• [GOAL]
Copy the material word for word, from its first line through the line containing "399, 292, 421]".

─── STORED ROWS ───

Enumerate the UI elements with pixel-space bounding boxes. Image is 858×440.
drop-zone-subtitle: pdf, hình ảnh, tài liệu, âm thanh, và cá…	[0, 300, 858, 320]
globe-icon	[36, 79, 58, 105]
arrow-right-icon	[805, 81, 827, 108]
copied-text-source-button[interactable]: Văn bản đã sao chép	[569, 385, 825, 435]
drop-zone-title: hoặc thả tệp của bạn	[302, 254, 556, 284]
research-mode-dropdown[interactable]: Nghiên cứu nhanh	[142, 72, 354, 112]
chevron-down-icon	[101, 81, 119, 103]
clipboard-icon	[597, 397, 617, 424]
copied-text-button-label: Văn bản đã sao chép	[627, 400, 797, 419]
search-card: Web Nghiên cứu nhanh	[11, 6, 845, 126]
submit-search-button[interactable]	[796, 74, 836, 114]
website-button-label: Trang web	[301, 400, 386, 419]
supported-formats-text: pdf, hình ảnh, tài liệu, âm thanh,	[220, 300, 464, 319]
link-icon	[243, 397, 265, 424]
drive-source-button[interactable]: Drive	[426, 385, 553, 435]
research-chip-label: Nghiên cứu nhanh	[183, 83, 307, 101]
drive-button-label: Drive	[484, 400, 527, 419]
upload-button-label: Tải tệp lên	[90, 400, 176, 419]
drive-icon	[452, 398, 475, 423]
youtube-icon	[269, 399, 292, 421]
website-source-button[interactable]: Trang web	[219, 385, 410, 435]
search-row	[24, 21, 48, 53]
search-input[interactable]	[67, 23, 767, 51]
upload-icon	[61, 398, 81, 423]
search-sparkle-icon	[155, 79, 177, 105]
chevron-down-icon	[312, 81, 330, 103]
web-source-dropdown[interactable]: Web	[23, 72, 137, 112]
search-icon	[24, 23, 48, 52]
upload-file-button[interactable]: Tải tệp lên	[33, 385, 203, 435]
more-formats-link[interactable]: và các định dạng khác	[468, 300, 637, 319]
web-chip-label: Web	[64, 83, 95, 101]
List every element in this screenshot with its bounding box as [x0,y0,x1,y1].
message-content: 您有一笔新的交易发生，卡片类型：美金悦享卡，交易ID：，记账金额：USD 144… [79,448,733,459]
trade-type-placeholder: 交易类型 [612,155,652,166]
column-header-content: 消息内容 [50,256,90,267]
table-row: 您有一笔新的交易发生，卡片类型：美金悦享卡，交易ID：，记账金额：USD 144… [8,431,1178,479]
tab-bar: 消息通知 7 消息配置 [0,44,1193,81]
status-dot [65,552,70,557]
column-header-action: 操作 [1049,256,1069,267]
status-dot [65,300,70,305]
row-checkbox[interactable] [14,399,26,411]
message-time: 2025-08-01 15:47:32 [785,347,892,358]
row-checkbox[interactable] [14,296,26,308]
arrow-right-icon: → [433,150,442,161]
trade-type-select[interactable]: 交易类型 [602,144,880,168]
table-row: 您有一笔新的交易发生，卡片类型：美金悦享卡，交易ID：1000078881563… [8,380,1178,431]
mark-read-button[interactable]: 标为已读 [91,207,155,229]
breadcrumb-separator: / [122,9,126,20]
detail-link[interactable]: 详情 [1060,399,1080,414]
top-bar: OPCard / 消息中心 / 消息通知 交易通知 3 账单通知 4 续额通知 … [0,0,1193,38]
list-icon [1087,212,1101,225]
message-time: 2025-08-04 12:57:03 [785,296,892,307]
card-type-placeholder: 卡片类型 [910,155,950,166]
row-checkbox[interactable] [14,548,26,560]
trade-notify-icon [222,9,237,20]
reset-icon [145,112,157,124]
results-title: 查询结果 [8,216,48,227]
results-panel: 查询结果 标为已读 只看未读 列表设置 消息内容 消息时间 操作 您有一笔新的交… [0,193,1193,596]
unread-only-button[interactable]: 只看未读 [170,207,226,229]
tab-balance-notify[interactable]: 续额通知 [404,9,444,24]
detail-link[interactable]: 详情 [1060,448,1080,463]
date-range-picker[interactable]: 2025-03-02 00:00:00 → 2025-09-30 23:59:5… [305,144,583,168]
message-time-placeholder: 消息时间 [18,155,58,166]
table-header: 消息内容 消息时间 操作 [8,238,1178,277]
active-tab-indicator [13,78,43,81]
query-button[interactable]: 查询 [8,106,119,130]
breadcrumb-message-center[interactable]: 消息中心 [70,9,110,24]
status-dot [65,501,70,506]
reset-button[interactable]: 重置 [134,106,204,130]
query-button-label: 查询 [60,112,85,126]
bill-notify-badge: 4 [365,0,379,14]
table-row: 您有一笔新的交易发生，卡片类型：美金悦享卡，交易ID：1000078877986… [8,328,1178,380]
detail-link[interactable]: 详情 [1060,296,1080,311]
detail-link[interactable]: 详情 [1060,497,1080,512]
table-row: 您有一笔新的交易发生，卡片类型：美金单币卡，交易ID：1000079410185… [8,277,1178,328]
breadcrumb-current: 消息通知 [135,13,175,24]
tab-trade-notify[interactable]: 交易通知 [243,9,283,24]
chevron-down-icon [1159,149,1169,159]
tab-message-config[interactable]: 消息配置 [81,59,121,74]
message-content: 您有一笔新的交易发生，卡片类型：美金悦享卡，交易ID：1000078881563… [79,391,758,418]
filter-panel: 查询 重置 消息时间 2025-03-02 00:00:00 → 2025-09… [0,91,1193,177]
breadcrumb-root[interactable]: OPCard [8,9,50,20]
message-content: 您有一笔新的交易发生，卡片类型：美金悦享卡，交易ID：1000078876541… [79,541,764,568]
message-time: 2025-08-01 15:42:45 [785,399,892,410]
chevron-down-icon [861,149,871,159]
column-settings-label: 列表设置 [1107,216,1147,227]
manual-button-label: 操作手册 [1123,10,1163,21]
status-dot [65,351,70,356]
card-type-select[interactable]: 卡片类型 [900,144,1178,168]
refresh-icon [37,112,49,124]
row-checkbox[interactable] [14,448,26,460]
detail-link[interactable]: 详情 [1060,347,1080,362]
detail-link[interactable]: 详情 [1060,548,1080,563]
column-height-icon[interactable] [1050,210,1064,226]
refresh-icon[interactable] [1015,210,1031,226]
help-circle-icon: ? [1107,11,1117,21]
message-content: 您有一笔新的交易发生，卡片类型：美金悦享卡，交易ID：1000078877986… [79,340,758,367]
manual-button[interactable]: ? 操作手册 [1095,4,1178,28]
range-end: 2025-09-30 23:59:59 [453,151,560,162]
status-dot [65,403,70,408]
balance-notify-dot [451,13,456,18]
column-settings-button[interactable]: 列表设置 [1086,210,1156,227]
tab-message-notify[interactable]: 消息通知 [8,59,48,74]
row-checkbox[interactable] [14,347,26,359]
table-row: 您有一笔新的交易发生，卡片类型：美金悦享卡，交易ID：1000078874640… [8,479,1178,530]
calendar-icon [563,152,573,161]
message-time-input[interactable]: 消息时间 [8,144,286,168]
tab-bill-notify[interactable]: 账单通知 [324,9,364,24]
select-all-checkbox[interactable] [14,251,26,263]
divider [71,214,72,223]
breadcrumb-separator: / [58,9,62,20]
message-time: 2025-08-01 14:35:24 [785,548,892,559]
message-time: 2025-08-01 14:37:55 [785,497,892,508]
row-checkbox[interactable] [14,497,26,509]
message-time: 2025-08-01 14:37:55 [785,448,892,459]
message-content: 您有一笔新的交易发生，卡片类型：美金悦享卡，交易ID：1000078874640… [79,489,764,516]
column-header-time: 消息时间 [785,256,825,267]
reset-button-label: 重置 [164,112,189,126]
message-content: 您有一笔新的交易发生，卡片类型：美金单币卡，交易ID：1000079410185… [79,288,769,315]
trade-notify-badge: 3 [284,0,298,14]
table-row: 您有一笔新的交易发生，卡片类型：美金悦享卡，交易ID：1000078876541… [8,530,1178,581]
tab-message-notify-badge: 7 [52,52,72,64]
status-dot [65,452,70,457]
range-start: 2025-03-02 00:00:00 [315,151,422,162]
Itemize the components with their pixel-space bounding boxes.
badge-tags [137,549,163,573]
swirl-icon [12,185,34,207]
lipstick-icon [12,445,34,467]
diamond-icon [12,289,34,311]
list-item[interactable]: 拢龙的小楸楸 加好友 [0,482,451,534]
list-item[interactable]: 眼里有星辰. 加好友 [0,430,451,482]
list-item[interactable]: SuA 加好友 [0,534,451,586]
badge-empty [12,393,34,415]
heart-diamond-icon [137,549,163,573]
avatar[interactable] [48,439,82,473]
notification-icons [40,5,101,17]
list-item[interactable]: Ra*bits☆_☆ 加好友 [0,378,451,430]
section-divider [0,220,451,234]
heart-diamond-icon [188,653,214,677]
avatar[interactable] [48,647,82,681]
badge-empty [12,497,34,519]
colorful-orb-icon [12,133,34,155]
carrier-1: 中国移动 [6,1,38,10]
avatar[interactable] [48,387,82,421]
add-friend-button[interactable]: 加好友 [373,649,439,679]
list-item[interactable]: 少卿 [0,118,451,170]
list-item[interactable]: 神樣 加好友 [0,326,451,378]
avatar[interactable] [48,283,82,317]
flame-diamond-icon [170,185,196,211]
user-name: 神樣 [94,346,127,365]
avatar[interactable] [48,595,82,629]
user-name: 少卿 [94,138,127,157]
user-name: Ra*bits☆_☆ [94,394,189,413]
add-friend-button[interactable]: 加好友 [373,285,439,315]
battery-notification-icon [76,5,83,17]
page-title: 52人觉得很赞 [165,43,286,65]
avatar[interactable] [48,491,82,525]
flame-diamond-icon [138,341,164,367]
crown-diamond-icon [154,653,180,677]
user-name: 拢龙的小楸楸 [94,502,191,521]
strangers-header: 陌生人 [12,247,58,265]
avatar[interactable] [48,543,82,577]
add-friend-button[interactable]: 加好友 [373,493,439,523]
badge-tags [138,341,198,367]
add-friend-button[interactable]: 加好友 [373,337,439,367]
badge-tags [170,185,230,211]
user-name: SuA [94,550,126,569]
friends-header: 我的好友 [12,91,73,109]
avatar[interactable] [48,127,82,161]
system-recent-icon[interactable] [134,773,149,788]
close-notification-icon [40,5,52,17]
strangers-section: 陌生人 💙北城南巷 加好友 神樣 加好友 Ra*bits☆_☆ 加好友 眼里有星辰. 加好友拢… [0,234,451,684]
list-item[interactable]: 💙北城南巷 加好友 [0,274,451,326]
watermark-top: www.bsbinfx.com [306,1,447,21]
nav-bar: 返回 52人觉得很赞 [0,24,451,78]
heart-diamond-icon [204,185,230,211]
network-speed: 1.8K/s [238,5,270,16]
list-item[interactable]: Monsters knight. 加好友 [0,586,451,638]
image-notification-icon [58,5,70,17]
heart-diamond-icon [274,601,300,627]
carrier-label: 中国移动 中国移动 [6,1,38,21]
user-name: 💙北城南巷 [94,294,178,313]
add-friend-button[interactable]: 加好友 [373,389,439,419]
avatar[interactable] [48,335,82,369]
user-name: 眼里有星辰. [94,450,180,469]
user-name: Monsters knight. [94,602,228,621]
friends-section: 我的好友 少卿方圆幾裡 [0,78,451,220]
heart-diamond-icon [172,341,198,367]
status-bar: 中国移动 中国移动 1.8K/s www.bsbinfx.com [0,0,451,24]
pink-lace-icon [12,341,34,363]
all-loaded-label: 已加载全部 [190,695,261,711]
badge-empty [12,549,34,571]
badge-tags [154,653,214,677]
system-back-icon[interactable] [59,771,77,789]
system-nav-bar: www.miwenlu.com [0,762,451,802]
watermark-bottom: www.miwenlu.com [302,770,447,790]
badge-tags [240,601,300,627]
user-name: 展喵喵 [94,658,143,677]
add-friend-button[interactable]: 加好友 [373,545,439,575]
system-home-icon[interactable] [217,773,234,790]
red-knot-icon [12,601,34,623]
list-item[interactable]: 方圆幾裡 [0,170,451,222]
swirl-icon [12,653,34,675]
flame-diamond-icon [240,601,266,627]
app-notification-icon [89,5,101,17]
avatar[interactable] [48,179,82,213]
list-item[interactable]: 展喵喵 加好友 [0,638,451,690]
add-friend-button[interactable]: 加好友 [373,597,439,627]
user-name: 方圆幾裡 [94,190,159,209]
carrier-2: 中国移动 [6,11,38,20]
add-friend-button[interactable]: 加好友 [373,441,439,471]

───

• [THE SOLUTION]
Enumerate the UI elements with pixel-space bounding boxes. Image is 858×440.
drop-zone-subtitle: pdf, hình ảnh, tài liệu, âm thanh, và cá…	[0, 300, 858, 320]
globe-icon	[36, 79, 58, 105]
arrow-right-icon	[805, 81, 827, 108]
copied-text-source-button[interactable]: Văn bản đã sao chép	[569, 385, 825, 435]
drop-zone-title: hoặc thả tệp của bạn	[302, 254, 556, 284]
research-mode-dropdown[interactable]: Nghiên cứu nhanh	[142, 72, 354, 112]
chevron-down-icon	[101, 81, 119, 103]
clipboard-icon	[597, 397, 617, 424]
copied-text-button-label: Văn bản đã sao chép	[627, 400, 797, 419]
search-card: Web Nghiên cứu nhanh	[11, 6, 845, 126]
submit-search-button[interactable]	[796, 74, 836, 114]
website-button-label: Trang web	[301, 400, 386, 419]
supported-formats-text: pdf, hình ảnh, tài liệu, âm thanh,	[220, 300, 464, 319]
link-icon	[243, 397, 265, 424]
drive-source-button[interactable]: Drive	[426, 385, 553, 435]
research-chip-label: Nghiên cứu nhanh	[183, 83, 307, 101]
drive-button-label: Drive	[484, 400, 527, 419]
upload-button-label: Tải tệp lên	[90, 400, 176, 419]
drive-icon	[452, 398, 475, 423]
youtube-icon	[269, 399, 292, 421]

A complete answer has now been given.